■ EXTRAIT RETENU:

Sur la problématique de la réflexion amont dans le processus de veille, il faudrait commencer par se (re)poser des questions toutes simples en apparence : « Pourquoi ? Quoi ? Pour qui ? Quand ? Comment ? ». Il est nécessaire de documenter la réponse à ces questions et d’en rediscuter régulièrement !
Pour la problématique de la volumétrie et du bruit, cela passe notamment par une mise à plat progressive de ses sources (en les classant par exemple par niveaux d’importance stratégique) et des mots ou requêtes clés utilisées dans le processus de veille. Là, il est important de s’appuyer en interne sur des personnes qui disposent d’une forte sensibilité, ou mieux, d’une véritable formation en information documentaire. Les communicants ne sont pas toujours les mieux armés pour approfondir ces notions.
Indispensable également, organiser le feedback de la veille pour évaluer la satisfaction des « clients », internes ou externes. Il faut réapprendre à fermer le cycle de la veille pour qu’il devienne un véritable processus circulaire, mettant en cause régulièrement la qualité de ses résultats, ses objectifs, son plan d’action, etc. La veille a besoin d’un animateur en interne qui sache mobiliser les cellules opérationnelles, faire comprendre ses contraintes aux bénéficiaires et questionner l’utilité de ses résultats.
Tout le monde aujourd’hui peut-il se dire veilleur ?
Tout le monde peut utiliser des outils de veille, c’est vrai, et développer de manière empirique un processus utile à une partie de son activité. Ne serait-ce que de la veille « documentaire » pour suivre les évolutions de son secteur. Mais il faut à un moment franchir le pas pour tenter d’en faire un outil d’aide à la prise de décisions. C’est ce que l’on entend par « veille stratégique ». Là, le processus va bien au-delà des outils et demande une acquisition de connaissances/compétences, la recherche de prestataires spécialisés et/ou le recrutement de profils spécifiques : dans le domaine technique (le champ de la datavisualisation, ou de l’exploitation des Web services, par exemple), dans la gestion de l’information documentaire, dans l’analyse, dans la restitution, dans l’animation de réseaux humains, etc.
Comment voyez-vous l’évolution de la veille dans les prochaines années ?

■ DONNÉES FOURNIES:
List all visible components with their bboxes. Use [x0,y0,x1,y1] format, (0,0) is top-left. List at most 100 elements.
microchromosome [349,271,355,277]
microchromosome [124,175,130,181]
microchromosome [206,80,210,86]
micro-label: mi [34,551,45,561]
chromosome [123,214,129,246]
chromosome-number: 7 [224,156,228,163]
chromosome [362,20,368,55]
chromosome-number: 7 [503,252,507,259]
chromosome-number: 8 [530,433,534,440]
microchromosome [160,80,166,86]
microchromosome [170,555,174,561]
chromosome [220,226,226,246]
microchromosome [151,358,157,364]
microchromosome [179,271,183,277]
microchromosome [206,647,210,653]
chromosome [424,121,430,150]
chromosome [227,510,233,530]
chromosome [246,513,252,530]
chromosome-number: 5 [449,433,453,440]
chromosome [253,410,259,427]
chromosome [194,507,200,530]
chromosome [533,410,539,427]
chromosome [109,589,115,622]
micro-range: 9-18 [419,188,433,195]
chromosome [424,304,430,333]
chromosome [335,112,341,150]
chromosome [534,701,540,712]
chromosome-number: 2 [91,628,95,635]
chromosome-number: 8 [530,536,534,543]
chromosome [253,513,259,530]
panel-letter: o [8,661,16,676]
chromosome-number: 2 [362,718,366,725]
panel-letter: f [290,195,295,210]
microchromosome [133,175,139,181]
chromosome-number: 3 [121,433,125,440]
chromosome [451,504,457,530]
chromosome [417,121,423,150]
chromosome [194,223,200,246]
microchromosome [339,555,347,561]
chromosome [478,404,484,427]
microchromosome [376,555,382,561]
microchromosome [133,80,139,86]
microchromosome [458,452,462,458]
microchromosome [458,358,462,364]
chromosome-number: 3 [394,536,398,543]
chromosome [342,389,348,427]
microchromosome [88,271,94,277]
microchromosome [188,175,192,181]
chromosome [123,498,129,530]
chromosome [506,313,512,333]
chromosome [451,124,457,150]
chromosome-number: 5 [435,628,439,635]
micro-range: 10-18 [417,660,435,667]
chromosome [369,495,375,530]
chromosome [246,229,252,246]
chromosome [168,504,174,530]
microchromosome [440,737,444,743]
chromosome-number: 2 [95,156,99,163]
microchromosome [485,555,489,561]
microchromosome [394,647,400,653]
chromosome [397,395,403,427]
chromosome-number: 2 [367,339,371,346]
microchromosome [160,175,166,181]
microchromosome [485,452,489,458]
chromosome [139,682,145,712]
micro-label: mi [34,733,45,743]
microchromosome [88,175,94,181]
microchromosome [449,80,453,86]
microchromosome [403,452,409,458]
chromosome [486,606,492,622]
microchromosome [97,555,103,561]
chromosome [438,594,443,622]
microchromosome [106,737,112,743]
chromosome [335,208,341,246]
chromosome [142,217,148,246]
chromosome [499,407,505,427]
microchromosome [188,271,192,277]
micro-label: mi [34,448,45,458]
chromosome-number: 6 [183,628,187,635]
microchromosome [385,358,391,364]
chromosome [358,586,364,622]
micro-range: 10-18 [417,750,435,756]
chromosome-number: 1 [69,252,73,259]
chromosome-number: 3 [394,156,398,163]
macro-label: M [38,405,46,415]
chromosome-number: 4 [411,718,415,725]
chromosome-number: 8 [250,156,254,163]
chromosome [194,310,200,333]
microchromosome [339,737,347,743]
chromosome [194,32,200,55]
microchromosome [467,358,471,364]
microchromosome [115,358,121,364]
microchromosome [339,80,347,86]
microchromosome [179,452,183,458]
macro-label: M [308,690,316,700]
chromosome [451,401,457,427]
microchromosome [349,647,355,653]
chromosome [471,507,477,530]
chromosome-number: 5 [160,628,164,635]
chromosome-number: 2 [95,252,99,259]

■ TRAVAIL DEMANDÉ:
[a] Indiquez si chacune des affirmations suivantes concorde avec l’extrait sur la veille, en répondant par oui ou par non et en citant textuellement les mots de l’extrait qui tranchent : (i) les communicants sont toujours les mieux armés pour approfondir les notions de sources et de requêtes ; (ii) il convient de documenter les réponses aux questions posées en amont et d’en rediscuter régulièrement ; (iii) la veille stratégique se limite à l’usage d’outils.
[b] Poursuivez l’extrait sur la veille à partir de la question sur laquelle il se termine.
Les données fournies n’interviennent en rien dans ce travail.

■ VOS RÉPONSES:
[a]
(i) Non : « Les communicants ne sont pas toujours les mieux armés pour approfondir ces notions. »
(ii) Oui : « Il est nécessaire de documenter la réponse à ces questions et d’en rediscuter régulièrement ! »
(iii) Non : « Là, le processus va bien au-delà des outils »

[b]
Rien de très original dans mes prévisions, je le crains ! Une multiplication des connecteurs d’entrées dans les plateformes de veille intégrant notamment les sources de données ouvertes, une meilleure gestion des flux d’informations structurées extraites sur des sites ou des bases de données, une amélioration de l’assistance à la datavisualisation, une simplification et une multiplication des canaux de sorties de la veille. La transmission des éléments de la veille à chacune des étapes du processus devrait se fluidifier progressivement. La partie édition et mise en forme des résultats de la veille devrait encore s’améliorer et se personnaliser.
Ce que je peux craindre, c’est la complexification progressive des outils de veille, confrontées à un nombre croissant de plateformes sociales propriétaires et aux limites qu’elles imposent. Difficile alors de garder au sein de l’entreprise une maîtrise des outils et des processus de recueil d’informations. Le changement récent de modèle de TadaWeb est un exemple de cette tendance.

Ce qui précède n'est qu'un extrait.